--- Begin SUPPLIED DATA ---
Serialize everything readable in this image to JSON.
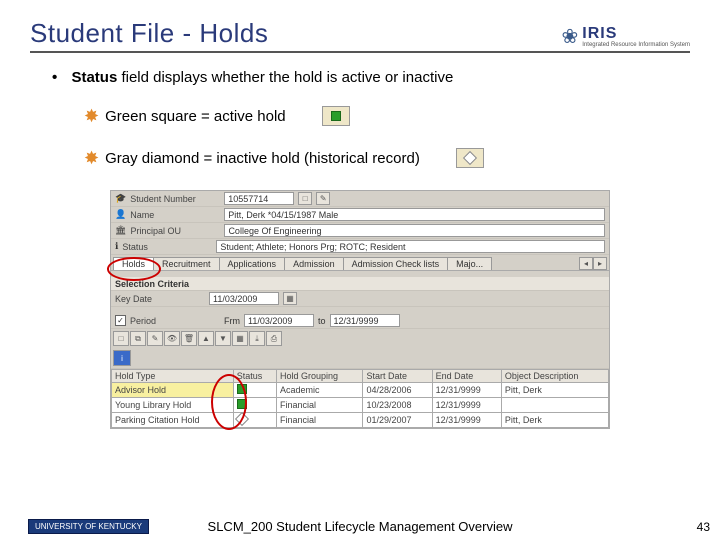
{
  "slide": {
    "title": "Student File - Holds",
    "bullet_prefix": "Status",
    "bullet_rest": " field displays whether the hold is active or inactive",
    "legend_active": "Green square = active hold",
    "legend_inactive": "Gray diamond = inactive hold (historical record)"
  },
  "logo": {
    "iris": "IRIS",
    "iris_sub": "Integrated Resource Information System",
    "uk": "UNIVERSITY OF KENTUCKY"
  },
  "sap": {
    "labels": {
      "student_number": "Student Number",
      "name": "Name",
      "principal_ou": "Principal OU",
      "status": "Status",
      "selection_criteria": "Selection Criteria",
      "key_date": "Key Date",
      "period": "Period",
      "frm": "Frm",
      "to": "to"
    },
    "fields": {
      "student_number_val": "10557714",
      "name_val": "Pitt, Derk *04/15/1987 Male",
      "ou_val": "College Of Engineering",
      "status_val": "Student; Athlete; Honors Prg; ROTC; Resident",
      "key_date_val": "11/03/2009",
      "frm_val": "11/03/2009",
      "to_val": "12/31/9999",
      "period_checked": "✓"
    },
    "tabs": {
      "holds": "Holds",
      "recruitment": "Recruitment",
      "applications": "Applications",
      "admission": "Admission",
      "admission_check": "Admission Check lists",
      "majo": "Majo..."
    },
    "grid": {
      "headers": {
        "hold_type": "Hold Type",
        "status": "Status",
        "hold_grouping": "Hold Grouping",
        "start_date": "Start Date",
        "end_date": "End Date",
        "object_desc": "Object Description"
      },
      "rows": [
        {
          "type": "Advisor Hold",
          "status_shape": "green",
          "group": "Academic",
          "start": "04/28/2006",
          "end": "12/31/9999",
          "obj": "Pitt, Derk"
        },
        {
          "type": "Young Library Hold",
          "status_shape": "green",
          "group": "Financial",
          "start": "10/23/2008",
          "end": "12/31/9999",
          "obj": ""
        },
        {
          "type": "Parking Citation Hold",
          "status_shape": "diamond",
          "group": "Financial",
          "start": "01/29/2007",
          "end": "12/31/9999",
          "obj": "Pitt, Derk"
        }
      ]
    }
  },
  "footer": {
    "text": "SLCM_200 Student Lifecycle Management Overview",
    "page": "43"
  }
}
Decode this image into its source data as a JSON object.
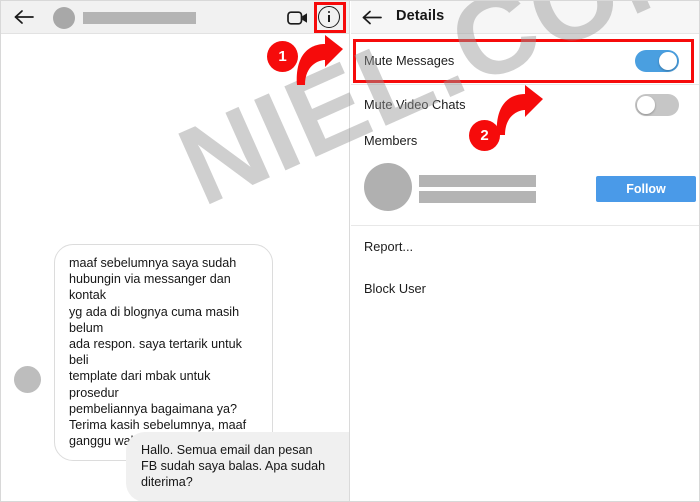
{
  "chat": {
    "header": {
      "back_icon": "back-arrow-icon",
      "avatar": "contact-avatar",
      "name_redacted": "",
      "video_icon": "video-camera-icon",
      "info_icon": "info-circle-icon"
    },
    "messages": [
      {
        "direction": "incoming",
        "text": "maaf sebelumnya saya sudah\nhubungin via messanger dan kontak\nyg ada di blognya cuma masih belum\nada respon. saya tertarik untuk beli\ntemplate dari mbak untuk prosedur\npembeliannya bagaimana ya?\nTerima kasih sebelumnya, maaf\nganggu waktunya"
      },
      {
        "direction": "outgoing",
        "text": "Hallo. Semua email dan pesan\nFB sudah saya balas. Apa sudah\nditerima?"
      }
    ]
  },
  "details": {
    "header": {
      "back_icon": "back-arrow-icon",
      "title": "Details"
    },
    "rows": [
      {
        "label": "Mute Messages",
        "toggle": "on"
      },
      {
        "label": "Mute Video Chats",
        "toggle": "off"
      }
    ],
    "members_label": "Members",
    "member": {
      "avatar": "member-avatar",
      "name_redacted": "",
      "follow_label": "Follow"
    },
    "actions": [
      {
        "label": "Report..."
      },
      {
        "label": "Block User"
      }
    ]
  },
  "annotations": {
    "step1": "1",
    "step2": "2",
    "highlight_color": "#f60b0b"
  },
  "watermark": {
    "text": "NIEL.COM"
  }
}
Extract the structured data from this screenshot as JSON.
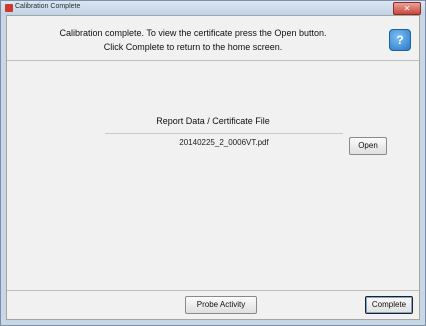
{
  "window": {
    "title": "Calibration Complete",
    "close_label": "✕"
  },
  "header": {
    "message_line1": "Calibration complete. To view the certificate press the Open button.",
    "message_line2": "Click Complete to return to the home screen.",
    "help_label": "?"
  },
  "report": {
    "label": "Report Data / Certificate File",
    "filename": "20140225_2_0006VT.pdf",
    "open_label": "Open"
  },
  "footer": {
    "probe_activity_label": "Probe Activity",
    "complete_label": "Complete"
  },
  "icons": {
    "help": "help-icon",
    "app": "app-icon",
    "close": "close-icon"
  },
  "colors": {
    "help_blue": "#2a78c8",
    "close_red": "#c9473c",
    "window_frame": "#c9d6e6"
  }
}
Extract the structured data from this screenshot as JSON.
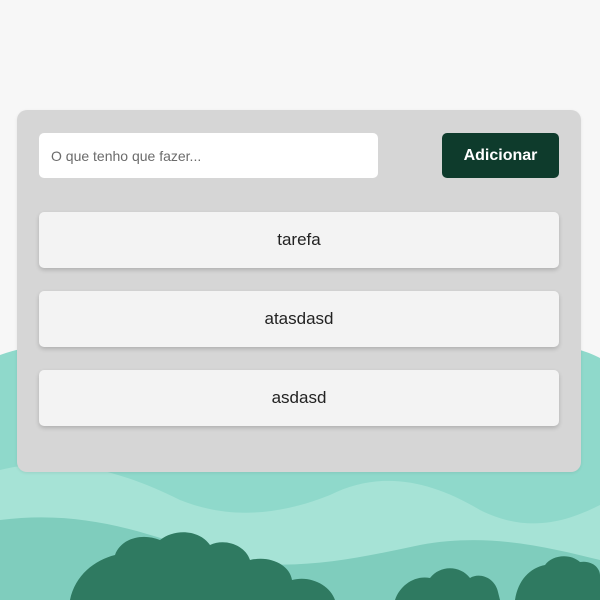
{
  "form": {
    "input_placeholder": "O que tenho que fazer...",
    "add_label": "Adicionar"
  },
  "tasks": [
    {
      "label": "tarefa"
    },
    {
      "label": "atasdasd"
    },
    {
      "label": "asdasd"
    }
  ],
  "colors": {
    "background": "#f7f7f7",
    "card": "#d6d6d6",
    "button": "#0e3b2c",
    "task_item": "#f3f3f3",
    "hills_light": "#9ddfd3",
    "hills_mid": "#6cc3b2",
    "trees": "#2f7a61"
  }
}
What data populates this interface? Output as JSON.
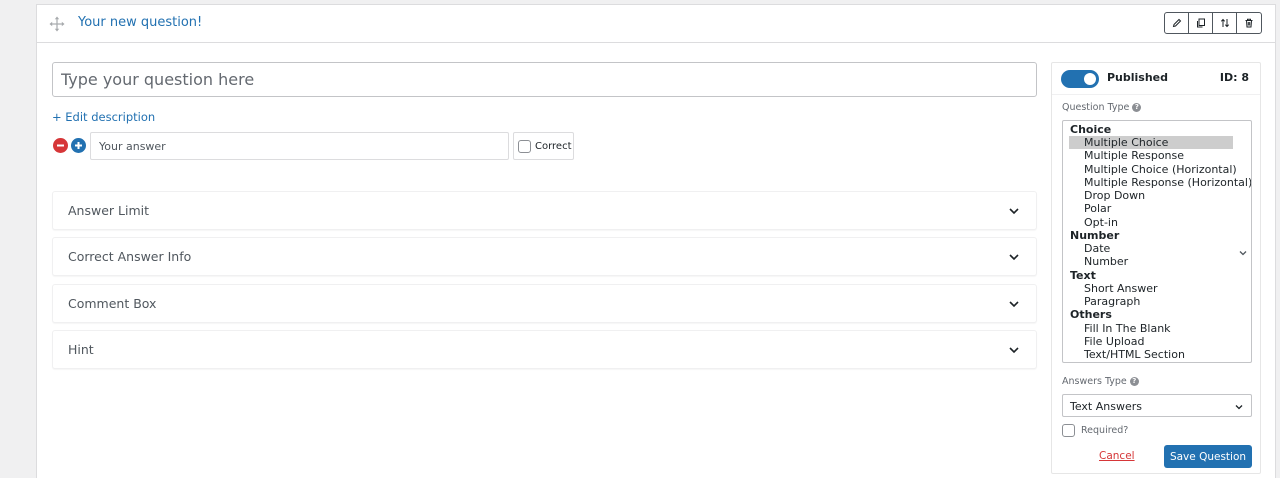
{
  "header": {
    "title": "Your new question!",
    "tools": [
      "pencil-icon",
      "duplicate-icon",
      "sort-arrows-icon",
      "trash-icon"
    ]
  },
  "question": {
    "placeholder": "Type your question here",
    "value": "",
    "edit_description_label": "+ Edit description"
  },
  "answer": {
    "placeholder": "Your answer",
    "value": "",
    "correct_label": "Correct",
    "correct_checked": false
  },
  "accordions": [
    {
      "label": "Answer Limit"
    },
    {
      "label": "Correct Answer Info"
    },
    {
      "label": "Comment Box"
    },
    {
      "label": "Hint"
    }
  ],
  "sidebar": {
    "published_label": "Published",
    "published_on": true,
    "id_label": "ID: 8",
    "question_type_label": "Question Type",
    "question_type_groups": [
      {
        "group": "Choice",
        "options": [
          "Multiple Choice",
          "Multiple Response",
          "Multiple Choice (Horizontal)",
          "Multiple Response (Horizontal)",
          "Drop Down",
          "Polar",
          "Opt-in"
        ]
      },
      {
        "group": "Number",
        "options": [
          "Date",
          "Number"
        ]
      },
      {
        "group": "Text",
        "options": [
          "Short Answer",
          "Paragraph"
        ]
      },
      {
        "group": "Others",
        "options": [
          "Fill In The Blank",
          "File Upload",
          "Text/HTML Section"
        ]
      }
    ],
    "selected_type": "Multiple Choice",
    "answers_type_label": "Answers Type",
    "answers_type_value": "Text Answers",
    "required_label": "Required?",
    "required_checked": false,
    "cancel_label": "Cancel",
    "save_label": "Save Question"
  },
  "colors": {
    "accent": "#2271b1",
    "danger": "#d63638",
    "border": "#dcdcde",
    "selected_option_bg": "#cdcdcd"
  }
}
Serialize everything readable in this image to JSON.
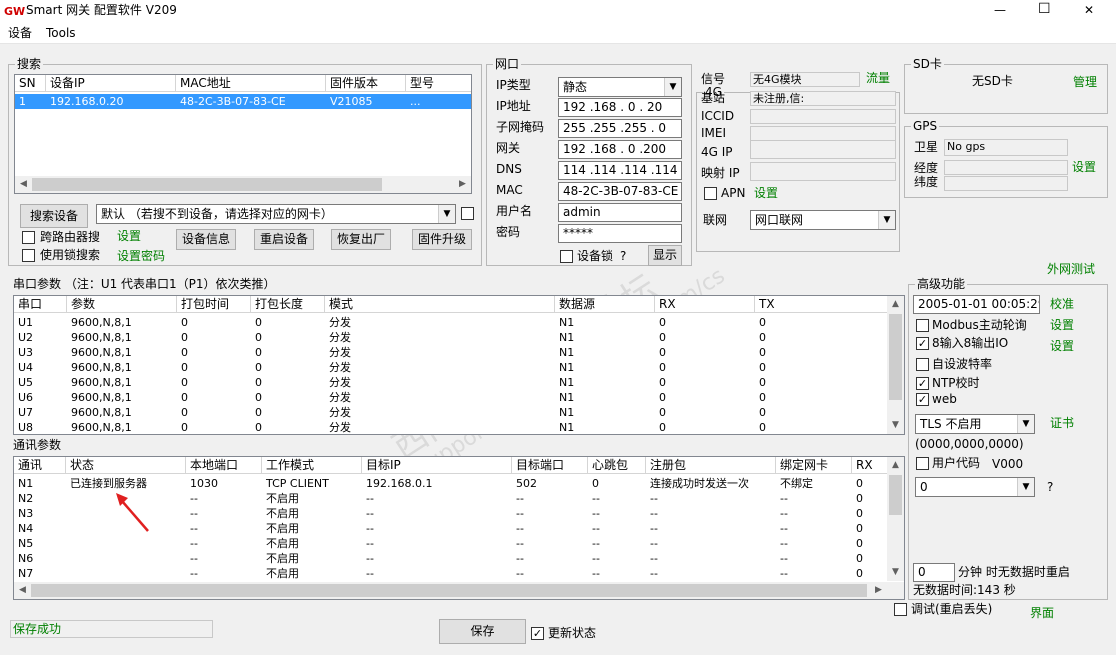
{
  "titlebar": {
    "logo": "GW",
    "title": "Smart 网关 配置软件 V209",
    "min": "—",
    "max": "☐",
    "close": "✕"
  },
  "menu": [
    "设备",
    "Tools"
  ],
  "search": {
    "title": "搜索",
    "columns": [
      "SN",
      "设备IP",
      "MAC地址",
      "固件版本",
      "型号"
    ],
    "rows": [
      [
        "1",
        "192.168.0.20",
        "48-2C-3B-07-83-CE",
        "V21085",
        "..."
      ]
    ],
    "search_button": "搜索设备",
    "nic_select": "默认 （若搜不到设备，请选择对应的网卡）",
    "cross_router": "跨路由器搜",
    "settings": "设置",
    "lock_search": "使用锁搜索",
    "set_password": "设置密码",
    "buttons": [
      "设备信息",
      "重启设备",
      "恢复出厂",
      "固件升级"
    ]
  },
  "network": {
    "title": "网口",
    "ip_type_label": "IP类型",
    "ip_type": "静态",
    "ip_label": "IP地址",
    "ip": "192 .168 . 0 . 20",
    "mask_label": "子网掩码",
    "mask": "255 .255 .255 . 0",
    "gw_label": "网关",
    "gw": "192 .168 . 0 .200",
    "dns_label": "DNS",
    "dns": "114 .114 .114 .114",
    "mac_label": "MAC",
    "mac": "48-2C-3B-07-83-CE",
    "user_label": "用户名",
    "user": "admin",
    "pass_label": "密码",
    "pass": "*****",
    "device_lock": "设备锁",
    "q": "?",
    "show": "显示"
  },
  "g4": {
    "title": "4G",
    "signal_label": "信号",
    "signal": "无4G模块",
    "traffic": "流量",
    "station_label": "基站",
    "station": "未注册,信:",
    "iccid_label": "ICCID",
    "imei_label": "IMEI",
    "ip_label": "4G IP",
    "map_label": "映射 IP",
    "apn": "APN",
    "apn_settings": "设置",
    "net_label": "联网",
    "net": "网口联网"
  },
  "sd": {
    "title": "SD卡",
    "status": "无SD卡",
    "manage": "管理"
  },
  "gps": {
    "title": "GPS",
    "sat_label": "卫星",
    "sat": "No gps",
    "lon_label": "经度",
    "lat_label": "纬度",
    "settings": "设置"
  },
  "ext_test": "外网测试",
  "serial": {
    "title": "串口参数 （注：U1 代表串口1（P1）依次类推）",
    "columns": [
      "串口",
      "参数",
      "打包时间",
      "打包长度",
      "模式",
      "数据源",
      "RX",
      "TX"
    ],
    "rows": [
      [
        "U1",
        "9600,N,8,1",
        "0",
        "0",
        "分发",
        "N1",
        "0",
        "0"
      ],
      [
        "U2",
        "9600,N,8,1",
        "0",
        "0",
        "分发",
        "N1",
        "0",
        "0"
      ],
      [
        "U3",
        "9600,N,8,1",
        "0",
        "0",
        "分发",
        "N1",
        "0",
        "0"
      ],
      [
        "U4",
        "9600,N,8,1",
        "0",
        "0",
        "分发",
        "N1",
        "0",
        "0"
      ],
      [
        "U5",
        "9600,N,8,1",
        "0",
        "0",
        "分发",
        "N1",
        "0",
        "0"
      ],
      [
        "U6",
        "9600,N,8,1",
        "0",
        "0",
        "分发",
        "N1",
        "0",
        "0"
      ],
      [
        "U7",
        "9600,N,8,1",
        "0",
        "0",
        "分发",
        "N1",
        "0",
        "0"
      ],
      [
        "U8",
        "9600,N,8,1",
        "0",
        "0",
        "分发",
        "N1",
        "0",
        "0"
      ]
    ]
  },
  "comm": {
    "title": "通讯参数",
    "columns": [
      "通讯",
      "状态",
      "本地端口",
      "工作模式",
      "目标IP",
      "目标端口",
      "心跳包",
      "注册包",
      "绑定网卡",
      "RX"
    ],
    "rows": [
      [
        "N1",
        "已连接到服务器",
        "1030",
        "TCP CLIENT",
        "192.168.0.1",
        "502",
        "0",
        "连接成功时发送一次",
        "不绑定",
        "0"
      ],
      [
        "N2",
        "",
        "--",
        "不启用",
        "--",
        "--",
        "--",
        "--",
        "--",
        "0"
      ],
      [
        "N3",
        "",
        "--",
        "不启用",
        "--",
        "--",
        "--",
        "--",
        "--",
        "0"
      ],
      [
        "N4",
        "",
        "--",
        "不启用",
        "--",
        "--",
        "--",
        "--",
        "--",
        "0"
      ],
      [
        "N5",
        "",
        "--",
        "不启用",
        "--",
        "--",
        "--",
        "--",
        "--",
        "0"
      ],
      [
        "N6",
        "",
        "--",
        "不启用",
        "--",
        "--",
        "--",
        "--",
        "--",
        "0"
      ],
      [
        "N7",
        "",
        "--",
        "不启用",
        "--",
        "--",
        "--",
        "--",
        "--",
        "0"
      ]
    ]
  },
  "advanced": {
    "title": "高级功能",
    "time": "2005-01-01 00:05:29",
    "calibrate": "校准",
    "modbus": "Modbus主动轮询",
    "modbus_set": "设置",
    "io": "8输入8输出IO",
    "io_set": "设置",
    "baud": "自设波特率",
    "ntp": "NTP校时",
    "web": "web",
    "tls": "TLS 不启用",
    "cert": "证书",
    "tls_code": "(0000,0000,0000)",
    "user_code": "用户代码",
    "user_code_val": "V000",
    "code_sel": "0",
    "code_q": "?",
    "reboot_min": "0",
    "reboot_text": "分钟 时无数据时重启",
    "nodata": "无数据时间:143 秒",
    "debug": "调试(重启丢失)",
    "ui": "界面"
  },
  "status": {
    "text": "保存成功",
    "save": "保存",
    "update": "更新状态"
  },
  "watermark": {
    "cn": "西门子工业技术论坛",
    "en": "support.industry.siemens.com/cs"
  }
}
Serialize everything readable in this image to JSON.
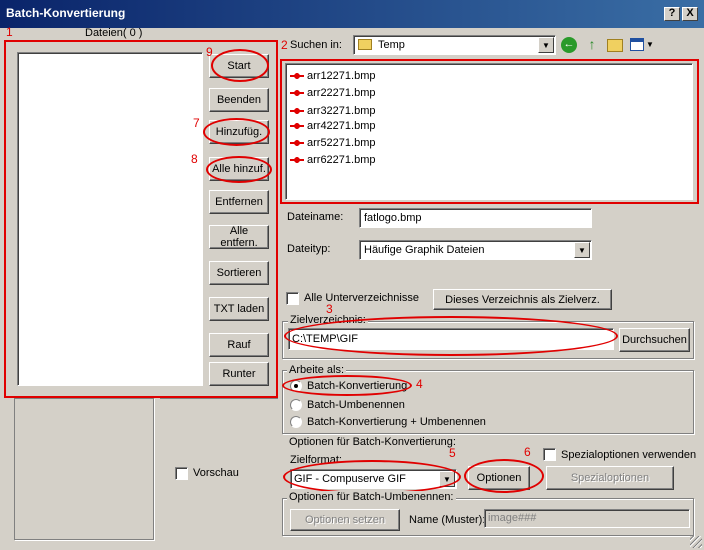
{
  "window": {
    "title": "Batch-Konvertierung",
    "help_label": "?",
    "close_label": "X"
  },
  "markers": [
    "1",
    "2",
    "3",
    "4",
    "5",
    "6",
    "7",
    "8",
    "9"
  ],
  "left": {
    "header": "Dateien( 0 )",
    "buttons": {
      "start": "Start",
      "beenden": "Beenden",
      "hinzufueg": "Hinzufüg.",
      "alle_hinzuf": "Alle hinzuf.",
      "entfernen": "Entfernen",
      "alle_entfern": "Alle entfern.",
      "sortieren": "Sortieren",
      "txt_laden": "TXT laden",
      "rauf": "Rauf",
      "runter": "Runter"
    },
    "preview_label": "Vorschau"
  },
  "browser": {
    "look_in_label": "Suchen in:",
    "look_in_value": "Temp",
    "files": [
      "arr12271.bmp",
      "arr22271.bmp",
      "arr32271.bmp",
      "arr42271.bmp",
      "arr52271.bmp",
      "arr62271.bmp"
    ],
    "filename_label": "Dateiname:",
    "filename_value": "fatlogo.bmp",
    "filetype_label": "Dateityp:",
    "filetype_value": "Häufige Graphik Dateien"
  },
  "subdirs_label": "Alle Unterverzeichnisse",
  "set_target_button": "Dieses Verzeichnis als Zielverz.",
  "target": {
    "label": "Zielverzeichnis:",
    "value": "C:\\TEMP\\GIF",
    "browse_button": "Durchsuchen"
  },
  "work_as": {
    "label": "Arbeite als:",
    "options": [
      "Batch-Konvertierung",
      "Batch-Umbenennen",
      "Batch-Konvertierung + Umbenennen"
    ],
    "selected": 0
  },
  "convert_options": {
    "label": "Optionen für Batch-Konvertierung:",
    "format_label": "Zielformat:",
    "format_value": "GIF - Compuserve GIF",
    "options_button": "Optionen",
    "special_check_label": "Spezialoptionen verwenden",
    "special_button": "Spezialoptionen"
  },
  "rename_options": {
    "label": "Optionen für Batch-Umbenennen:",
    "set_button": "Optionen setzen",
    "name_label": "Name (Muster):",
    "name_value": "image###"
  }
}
--- End SUPPLIED DATA ---
GOAL OF THE EXERCISE: Reply with nothing but the number of lines that contain the word "false".

TASK SOLUTION: 2